Your task is to copy every record exactly.
+++++
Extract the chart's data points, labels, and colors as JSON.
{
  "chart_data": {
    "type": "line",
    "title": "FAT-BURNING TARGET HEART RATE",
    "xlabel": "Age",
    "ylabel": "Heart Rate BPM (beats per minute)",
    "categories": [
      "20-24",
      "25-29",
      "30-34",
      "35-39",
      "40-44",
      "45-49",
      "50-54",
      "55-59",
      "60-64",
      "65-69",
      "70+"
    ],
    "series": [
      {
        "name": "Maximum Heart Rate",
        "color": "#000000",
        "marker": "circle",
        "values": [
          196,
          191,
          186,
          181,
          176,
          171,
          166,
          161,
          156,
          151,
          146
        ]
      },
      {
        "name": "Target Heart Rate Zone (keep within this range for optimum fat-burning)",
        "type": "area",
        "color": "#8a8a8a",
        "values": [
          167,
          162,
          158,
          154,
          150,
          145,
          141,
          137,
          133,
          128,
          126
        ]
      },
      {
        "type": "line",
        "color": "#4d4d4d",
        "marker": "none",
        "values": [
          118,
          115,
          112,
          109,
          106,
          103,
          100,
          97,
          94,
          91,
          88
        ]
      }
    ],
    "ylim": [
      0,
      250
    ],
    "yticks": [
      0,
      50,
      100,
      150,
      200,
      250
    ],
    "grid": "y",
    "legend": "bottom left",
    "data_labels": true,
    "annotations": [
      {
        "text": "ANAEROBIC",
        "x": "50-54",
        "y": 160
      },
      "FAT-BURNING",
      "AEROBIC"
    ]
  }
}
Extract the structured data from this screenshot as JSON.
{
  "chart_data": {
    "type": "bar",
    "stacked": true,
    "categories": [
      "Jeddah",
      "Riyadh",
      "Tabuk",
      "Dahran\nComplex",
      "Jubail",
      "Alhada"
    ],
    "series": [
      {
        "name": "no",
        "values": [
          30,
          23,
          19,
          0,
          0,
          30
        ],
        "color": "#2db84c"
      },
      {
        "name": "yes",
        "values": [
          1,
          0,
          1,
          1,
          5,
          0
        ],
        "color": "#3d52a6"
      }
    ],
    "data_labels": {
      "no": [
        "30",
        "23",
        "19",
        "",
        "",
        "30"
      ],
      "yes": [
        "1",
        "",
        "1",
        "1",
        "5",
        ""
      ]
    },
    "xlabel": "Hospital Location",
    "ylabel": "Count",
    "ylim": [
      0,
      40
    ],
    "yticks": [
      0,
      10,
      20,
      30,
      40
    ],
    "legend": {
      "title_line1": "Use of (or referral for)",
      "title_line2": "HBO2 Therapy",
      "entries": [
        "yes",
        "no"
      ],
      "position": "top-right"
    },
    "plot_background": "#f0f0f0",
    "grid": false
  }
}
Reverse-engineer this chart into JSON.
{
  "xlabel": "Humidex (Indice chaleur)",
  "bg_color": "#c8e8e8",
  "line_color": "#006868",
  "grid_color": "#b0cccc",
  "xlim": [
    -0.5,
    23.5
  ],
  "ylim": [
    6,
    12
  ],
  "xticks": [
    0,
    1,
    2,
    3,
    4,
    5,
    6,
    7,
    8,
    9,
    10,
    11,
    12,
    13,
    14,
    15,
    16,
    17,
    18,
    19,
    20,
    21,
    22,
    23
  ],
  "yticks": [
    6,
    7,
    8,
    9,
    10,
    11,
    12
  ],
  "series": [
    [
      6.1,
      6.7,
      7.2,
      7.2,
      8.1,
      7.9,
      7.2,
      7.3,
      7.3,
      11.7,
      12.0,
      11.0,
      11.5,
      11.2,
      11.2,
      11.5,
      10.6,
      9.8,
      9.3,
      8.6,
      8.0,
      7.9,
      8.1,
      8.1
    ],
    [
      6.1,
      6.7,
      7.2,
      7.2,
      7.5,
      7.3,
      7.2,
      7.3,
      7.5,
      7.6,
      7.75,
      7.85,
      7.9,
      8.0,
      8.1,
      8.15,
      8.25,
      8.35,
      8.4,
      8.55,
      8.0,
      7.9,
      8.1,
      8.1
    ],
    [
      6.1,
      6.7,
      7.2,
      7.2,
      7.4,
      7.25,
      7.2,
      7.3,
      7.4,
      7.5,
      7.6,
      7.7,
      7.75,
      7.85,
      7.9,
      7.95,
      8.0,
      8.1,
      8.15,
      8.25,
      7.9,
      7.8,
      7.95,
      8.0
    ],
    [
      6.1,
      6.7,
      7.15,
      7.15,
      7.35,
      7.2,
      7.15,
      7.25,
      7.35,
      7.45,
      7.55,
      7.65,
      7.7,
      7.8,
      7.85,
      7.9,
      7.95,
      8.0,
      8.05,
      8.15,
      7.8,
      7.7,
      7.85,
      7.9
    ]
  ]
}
+++++
*Right answer*:
Extract the chart's data points, labels, and colors as JSON.
{
  "chart_data": {
    "type": "line",
    "title": "FAT-BURNING TARGET HEART RATE",
    "xlabel": "Age",
    "ylabel": "Heart Rate BPM (beats per minute)",
    "categories": [
      "20-24",
      "25-29",
      "30-34",
      "35-39",
      "40-44",
      "45-49",
      "50-54",
      "55-59",
      "60-64",
      "65-69",
      "70+"
    ],
    "series": [
      {
        "name": "Maximum Heart Rate",
        "color": "#000000",
        "marker": "circle",
        "values": [
          196,
          191,
          186,
          181,
          176,
          171,
          166,
          161,
          156,
          151,
          146
        ]
      },
      {
        "name": "Target Heart Rate Zone (keep within this range for optimum fat-burning)",
        "type": "area",
        "color": "#8a8a8a",
        "values": [
          167,
          162,
          158,
          154,
          150,
          145,
          141,
          137,
          133,
          128,
          126
        ]
      },
      {
        "type": "line",
        "color": "#4d4d4d",
        "marker": "none",
        "values": [
          118,
          115,
          112,
          109,
          106,
          103,
          100,
          97,
          94,
          91,
          88
        ]
      }
    ],
    "ylim": [
      0,
      250
    ],
    "yticks": [
      0,
      50,
      100,
      150,
      200,
      250
    ],
    "grid": "y",
    "legend": "bottom left",
    "data_labels": true,
    "annotations": [
      {
        "text": "ANAEROBIC",
        "x": "50-54",
        "y": 160
      },
      "FAT-BURNING",
      "AEROBIC"
    ]
  }
}
Extract the structured data from this screenshot as JSON.
{
  "chart_data": {
    "type": "bar",
    "stacked": true,
    "categories": [
      "Jeddah",
      "Riyadh",
      "Tabuk",
      "Dahran\nComplex",
      "Jubail",
      "Alhada"
    ],
    "series": [
      {
        "name": "no",
        "values": [
          30,
          23,
          19,
          0,
          0,
          30
        ],
        "color": "#2db84c"
      },
      {
        "name": "yes",
        "values": [
          1,
          0,
          1,
          1,
          5,
          0
        ],
        "color": "#3d52a6"
      }
    ],
    "data_labels": {
      "no": [
        "30",
        "23",
        "19",
        "",
        "",
        "30"
      ],
      "yes": [
        "1",
        "",
        "1",
        "1",
        "5",
        ""
      ]
    },
    "xlabel": "Hospital Location",
    "ylabel": "Count",
    "ylim": [
      0,
      40
    ],
    "yticks": [
      0,
      10,
      20,
      30,
      40
    ],
    "legend": {
      "title_line1": "Use of (or referral for)",
      "title_line2": "HBO2 Therapy",
      "entries": [
        "yes",
        "no"
      ],
      "position": "top-right"
    },
    "plot_background": "#f0f0f0",
    "grid": false
  }
}
Reverse-engineer this chart into JSON.
{
  "xlabel": "Humidex (Indice chaleur)",
  "bg_color": "#c8e8e8",
  "line_color": "#006868",
  "grid_color": "#b0cccc",
  "xlim": [
    -0.5,
    23.5
  ],
  "ylim": [
    6,
    12
  ],
  "xticks": [
    0,
    1,
    2,
    3,
    4,
    5,
    6,
    7,
    8,
    9,
    10,
    11,
    12,
    13,
    14,
    15,
    16,
    17,
    18,
    19,
    20,
    21,
    22,
    23
  ],
  "yticks": [
    6,
    7,
    8,
    9,
    10,
    11,
    12
  ],
  "series": [
    [
      6.1,
      6.7,
      7.2,
      7.2,
      8.1,
      7.9,
      7.2,
      7.3,
      7.3,
      11.7,
      12.0,
      11.0,
      11.5,
      11.2,
      11.2,
      11.5,
      10.6,
      9.8,
      9.3,
      8.6,
      8.0,
      7.9,
      8.1,
      8.1
    ],
    [
      6.1,
      6.7,
      7.2,
      7.2,
      7.5,
      7.3,
      7.2,
      7.3,
      7.5,
      7.6,
      7.75,
      7.85,
      7.9,
      8.0,
      8.1,
      8.15,
      8.25,
      8.35,
      8.4,
      8.55,
      8.0,
      7.9,
      8.1,
      8.1
    ],
    [
      6.1,
      6.7,
      7.2,
      7.2,
      7.4,
      7.25,
      7.2,
      7.3,
      7.4,
      7.5,
      7.6,
      7.7,
      7.75,
      7.85,
      7.9,
      7.95,
      8.0,
      8.1,
      8.15,
      8.25,
      7.9,
      7.8,
      7.95,
      8.0
    ],
    [
      6.1,
      6.7,
      7.15,
      7.15,
      7.35,
      7.2,
      7.15,
      7.25,
      7.35,
      7.45,
      7.55,
      7.65,
      7.7,
      7.8,
      7.85,
      7.9,
      7.95,
      8.0,
      8.05,
      8.15,
      7.8,
      7.7,
      7.85,
      7.9
    ]
  ]
}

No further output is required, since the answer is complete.